Continue the passage below on the assessee's tax appeal grounds, starting right after its last sentence.

**Passage given**
---*---
2. That the Ld. CIT(A) erred in not condoning the delay in filing of appeal, although the appellant has the reasonable cause for the delay in filing of appeal.
3. That the Ld. CIT (A) erred in confirming the addition of Rs. 230000/- made by the Ld. AO u/s 68 of the Act by treating the fresh cash credits as unexplained.
4. That the Ld. CIT (A) erred in confirming the addition of Rs. 25300/- made by the Ld. AO by disallowing the interest paid of Rs. 25300/- to the unsecured loans not considered as genuine.
5. That the Ld. CIT (A) erred in confirming the addition of Rs. 7070/- made by the Ld. AO by disallowing 1/6th of expenses out of shop expenses on ad-hoc basis.
6. That the Ld. CIT (A) erred in confirming the addition of Rs. 5800/- made by the Ld. AO by disallowing 1/6th of expenses out of car and telephone expenses on account of personal user.
7. That the Ld. CIT (A) erred in confirming the addition of Rs. 36000/- made by the Ld. AO on account of low house hold expenses.”
Apropos ground no.2, ld. counsel for the assessee pointed out that there was delay in filing the appeal before ld. CIT(A), which was merely attributable to the counsel, who forgotten to file the appeal. He submitted that ld. CIT(A) has decided the appeal on merits and, therefore, impliedly he has condoned the delay though after hearing both the parties, he held that assessee had not been able to provide any sufficient reason for the delay in filing the appeal. I find that ld. CIT(A) though held that there was no sufficient cause for condoning the delay but decided the appeal on merits.
Therefore, as rightly submitted by ld. counsel for the assessee, the delay in filing the appeal stands condoned. However, I further find that the delay was attributable to the assessee’s counsel and, therefore, the assessee could not be made to suffer. In the result, the delay in filing the appeal before the ld. CIT(A) is condoned and the ground no.2 is allowed.
---*---
**Listings of boxed layout items**
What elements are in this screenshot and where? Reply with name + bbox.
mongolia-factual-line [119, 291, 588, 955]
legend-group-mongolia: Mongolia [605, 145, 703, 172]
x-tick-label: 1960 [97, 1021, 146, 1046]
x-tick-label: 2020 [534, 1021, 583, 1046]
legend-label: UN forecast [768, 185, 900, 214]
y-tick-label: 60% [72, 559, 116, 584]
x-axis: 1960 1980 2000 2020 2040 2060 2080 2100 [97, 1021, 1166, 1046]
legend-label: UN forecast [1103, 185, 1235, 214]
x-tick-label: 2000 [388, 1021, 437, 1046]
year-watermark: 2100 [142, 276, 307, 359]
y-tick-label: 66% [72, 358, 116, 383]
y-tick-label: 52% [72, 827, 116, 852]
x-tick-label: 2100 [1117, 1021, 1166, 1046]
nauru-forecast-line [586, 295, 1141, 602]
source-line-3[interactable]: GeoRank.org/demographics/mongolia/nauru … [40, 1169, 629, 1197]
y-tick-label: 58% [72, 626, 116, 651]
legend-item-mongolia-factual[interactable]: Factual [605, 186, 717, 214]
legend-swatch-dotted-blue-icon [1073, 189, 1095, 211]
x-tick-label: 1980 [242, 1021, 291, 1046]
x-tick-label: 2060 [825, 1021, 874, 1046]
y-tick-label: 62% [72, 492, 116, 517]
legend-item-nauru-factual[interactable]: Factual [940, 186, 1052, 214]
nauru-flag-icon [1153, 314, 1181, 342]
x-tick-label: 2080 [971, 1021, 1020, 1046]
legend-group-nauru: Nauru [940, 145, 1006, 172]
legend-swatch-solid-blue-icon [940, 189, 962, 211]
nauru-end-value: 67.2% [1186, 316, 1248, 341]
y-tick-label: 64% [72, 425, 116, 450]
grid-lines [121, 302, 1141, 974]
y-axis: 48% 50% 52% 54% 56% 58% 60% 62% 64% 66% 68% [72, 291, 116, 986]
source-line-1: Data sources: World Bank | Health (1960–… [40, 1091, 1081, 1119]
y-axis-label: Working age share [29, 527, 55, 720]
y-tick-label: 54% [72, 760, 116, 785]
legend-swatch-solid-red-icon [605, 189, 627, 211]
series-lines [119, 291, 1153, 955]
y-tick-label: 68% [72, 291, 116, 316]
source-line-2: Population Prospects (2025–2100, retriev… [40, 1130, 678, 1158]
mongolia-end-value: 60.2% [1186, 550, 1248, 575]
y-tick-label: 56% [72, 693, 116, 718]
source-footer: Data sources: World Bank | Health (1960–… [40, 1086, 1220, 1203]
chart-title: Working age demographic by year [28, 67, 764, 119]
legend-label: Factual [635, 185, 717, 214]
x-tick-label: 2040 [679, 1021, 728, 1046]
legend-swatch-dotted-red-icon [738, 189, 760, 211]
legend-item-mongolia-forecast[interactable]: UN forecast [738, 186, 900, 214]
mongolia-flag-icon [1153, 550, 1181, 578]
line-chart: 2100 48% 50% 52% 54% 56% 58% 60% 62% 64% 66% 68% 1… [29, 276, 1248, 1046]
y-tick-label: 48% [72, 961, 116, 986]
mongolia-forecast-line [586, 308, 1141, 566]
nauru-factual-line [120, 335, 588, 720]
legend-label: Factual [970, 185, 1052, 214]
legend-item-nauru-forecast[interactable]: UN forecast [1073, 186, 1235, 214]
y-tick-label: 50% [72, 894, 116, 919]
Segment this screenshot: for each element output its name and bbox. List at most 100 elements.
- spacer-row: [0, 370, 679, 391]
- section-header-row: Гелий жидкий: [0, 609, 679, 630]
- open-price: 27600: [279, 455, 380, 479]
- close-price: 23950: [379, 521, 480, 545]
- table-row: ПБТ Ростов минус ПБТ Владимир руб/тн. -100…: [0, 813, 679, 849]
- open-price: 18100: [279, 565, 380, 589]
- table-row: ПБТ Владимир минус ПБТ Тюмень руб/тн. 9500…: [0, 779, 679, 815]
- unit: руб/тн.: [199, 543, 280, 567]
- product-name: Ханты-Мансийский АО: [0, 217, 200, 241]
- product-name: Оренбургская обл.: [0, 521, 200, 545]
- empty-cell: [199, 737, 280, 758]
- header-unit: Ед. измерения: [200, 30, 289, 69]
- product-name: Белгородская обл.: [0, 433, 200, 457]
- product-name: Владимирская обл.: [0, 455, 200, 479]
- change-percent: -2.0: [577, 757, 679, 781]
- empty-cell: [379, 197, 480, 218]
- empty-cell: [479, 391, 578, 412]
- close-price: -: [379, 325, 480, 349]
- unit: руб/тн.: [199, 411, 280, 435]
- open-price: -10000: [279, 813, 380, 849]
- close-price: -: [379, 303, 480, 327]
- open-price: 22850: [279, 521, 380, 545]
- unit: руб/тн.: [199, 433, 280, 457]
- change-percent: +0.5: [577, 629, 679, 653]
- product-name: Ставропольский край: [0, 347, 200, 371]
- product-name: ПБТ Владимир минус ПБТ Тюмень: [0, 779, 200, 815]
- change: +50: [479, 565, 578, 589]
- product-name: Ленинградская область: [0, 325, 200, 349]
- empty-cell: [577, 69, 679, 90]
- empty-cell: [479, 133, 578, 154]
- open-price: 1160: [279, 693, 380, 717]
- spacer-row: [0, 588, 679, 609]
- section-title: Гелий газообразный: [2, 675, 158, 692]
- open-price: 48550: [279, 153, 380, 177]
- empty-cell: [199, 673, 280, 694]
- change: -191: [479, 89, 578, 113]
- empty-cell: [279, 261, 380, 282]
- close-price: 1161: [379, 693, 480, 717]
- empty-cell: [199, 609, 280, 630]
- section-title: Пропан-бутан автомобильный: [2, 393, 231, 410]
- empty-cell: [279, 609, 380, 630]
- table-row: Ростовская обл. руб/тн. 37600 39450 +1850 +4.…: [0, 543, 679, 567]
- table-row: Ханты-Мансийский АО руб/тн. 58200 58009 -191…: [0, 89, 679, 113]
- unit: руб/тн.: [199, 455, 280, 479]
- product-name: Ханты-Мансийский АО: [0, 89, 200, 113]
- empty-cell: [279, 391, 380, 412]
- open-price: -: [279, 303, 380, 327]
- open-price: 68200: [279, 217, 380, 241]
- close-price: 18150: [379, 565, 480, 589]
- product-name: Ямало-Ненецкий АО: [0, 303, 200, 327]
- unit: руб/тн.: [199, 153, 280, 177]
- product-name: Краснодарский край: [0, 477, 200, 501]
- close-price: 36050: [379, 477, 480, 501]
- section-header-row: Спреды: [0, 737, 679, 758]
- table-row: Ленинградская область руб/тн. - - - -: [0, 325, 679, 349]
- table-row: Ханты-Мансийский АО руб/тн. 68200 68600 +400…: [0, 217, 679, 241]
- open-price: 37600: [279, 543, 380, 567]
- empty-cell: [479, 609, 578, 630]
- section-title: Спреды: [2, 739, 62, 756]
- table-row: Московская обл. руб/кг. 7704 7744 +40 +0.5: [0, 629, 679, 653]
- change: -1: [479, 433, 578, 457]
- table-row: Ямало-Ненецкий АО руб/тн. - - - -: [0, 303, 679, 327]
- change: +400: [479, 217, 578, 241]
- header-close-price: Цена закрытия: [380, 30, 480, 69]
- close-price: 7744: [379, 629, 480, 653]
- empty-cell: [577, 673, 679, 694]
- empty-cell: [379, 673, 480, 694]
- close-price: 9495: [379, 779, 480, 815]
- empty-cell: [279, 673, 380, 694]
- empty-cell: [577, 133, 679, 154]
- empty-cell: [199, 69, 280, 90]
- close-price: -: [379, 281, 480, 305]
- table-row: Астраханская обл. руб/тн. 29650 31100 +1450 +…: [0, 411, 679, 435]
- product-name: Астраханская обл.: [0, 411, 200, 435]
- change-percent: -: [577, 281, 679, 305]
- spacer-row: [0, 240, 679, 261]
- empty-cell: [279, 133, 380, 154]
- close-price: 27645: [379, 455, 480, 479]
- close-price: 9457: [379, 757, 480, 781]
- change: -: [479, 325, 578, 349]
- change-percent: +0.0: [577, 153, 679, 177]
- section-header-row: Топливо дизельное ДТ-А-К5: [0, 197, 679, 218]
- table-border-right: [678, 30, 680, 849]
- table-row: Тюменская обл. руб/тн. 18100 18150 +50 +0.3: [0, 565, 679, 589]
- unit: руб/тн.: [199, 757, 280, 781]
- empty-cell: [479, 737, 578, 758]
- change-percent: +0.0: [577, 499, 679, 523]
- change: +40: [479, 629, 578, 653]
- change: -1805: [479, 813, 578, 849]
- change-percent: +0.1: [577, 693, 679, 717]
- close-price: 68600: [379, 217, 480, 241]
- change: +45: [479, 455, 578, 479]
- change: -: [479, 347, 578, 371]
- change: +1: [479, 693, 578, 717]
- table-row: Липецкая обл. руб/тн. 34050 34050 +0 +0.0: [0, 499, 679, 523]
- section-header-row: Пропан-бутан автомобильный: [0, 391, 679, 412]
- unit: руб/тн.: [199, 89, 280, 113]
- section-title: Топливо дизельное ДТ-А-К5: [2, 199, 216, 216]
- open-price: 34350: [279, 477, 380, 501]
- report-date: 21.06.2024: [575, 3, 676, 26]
---*---
**Result of this exercise**
Brief facts apropos ground no.3 are that assessee is a proprietor of M/s Manoj Kumar Rajesh Kumar. In the relevant year under consideration, the assessee derived income from trading of food grains. He had filed return of income declaring net income of Rs.4,26,500/-. In the course of assessment proceedings, the Assessing Officer required the assessee to provide information in respect of unsecured loans including squared up accounts and also to explain the source of deposits in the accounts of creditors. From the details of copy of account furnished by the assessee in respect of unsecured loan raised during the year, he noticed that the assessee had raised loans worth Rs.1,20,000/- from Smt. Santosh Devi, W/o Binod Kumar and Rs.1,10,000/- from Smt. Santosh Devi, W/o Munshi Ram, Village Kanina. He required the assessee to establish the identity, creditworthiness and genuineness of the transactions in respect of these two unsecured loans. The assessee furnished copy of bank account along with proof of income-tax returns filed in respect of both the ladies. From the bank account of Smt. Santosh Devi, W/o Binod Kumar, he noticed that she deposited Rs.1,20,000/- cash in her account on 14.05.2010 and advanced loan of Rs.1,20,000/- on the same date to assessee. Similarly, Smt. Santosh Devi, W/o Munshi Ram deposited cash amounting to Rs.1,10,000/- on 14.05.2010 in her bank account and on the same date she advanced Rs.1,10,000/- to assessee. He, therefore, required the assessee to furnish the source of deposit of Rs.1,20,000/- by Smt. Santosh Devi, W/o Binod Kumar and Rs.1,10,000/- by Smt. Santosh Devi, W/o Munshi Ram and also required them to produce the said ladies for examination on 13.11.2013. He has pointed out that on the date of hearing, assessee attended the assessment proceedings but neither any explanation regarding his queries was furnished by the assessee nor ladies were produced for examination.
He, therefore, concluded that the assessee failed to discharge his onus of burden in respect of these two creditors. He, accordingly, made addition u/s 68 of Rs.2,30,000/-. The Assessing Officer, further, made disallowance of Rs.25,300/- allegedly on account of interest paid to abovementioned creditors. He, further, made disallowances of Rs.7070/- out of shop expenses amounting to Rs.42,397/-, inter-alia, observing that complete vouchers were not produced. Similarly, he also made another disallowance out of telephone and vehicle expenses amounting to Rs.5800/-. He also made addition of Rs.36,000/- on account of low house hold withdrawals.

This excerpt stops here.